-- Begin --

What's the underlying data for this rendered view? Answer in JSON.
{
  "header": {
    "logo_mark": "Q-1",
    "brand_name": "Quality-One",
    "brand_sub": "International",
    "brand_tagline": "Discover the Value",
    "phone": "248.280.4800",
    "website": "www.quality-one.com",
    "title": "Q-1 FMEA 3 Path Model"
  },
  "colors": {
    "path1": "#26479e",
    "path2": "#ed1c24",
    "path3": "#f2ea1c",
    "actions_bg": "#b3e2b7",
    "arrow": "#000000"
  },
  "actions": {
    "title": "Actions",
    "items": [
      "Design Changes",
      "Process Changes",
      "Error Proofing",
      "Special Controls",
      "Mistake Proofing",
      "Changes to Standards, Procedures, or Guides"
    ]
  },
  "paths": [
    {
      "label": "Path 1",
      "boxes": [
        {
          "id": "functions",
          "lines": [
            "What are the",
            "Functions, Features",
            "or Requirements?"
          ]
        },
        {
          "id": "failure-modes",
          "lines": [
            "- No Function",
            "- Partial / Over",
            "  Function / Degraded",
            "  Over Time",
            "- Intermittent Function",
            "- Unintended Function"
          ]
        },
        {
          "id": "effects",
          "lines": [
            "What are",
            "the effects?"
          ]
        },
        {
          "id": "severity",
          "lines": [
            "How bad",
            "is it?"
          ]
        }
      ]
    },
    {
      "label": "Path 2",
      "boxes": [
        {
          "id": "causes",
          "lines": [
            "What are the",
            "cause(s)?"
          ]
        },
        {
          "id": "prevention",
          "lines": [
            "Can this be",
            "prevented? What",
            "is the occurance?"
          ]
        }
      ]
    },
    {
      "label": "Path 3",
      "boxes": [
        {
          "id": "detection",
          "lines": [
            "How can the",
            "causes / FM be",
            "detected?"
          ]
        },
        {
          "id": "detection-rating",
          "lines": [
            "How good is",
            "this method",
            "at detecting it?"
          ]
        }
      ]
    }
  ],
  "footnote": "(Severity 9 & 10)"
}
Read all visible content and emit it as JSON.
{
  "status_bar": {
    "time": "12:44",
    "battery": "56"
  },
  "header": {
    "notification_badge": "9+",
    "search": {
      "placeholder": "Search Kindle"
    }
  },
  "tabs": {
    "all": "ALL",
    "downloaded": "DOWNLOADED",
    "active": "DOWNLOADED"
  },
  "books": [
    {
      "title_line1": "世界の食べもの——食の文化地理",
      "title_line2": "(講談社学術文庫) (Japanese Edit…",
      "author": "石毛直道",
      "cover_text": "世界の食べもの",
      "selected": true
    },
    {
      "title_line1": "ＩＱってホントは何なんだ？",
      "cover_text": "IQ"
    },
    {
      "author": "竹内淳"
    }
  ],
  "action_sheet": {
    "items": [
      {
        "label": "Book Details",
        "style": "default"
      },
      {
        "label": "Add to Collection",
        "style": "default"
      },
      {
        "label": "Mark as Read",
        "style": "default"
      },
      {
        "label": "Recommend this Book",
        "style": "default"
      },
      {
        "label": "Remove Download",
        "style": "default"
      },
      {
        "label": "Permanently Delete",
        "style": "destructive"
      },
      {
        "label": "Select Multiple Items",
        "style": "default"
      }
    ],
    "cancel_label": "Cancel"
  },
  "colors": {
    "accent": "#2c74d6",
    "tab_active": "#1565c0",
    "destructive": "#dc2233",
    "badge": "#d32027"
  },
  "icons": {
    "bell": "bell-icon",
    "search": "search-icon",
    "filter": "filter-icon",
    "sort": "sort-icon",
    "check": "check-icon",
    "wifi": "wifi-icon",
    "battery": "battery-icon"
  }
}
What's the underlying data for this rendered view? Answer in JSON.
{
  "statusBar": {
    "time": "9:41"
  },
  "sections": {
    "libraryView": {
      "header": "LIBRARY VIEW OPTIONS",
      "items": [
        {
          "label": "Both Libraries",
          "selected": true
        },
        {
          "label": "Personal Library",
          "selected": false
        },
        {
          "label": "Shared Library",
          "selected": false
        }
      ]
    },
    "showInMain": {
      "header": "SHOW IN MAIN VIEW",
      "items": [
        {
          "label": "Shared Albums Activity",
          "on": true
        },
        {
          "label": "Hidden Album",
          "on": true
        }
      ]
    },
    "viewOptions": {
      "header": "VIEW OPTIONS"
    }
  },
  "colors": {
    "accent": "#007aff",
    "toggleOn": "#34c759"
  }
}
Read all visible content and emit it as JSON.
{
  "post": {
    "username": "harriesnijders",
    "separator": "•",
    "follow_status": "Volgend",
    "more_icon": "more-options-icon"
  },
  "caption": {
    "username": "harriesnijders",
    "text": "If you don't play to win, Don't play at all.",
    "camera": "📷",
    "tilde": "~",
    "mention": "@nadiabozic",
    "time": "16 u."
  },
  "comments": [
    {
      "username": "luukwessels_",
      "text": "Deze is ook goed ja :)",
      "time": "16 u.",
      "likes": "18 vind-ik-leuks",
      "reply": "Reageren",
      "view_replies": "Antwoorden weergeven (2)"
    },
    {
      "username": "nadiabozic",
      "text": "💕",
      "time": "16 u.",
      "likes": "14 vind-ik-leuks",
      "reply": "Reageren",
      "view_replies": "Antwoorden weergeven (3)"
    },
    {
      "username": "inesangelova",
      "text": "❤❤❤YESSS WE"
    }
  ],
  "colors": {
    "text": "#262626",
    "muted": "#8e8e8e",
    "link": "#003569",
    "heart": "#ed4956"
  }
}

-- End --

- THE REQUEST -
Each line that contains the word "vind" counts toward the total; give only that total.

- WORKED ANSWER -
2